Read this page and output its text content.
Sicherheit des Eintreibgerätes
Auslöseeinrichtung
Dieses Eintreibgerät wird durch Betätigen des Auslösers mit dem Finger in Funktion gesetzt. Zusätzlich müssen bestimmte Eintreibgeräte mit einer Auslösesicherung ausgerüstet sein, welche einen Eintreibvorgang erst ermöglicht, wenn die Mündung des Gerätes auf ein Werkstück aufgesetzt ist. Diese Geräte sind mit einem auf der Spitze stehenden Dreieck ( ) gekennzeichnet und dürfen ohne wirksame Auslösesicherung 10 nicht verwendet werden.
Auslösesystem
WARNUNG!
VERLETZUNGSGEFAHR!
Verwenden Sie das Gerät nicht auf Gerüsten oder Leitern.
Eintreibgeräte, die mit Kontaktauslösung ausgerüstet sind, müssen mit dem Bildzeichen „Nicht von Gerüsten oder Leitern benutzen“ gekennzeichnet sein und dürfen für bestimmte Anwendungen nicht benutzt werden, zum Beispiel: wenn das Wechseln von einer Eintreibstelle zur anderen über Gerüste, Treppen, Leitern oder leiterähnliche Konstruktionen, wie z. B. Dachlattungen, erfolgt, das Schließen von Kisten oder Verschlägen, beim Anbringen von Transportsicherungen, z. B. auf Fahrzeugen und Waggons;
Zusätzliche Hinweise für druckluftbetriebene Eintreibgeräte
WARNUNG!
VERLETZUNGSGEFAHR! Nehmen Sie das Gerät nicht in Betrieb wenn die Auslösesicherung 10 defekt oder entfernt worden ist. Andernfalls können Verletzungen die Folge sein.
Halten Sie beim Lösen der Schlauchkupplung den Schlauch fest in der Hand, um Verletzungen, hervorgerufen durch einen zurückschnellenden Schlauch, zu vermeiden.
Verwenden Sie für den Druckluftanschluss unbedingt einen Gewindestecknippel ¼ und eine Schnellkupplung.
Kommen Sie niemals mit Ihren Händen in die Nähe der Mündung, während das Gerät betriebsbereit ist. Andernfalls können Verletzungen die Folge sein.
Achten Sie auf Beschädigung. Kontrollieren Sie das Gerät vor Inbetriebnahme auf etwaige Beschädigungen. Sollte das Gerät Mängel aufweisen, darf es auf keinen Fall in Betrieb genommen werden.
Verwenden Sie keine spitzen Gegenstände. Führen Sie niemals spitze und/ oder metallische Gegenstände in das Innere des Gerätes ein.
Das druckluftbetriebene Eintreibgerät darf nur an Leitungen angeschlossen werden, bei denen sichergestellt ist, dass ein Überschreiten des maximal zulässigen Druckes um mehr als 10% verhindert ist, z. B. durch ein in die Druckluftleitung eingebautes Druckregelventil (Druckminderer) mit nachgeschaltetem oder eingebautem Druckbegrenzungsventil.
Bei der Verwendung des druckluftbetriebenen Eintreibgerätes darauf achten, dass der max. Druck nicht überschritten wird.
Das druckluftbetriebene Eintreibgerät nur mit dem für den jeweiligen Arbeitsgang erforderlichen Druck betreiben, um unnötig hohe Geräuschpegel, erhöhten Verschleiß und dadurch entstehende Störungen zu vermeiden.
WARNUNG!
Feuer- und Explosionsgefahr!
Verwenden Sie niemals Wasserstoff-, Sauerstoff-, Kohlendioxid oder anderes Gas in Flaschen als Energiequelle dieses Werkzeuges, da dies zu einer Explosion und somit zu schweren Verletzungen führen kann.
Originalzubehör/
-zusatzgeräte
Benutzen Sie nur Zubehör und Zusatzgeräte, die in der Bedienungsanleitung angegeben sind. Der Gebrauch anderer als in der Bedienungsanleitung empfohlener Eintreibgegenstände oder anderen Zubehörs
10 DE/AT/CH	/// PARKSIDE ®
--------------------
__To do__: Search each line of the entries for the string "bestimmte", then say how many lines have it. Reply with the number only.

__Answer space__: 2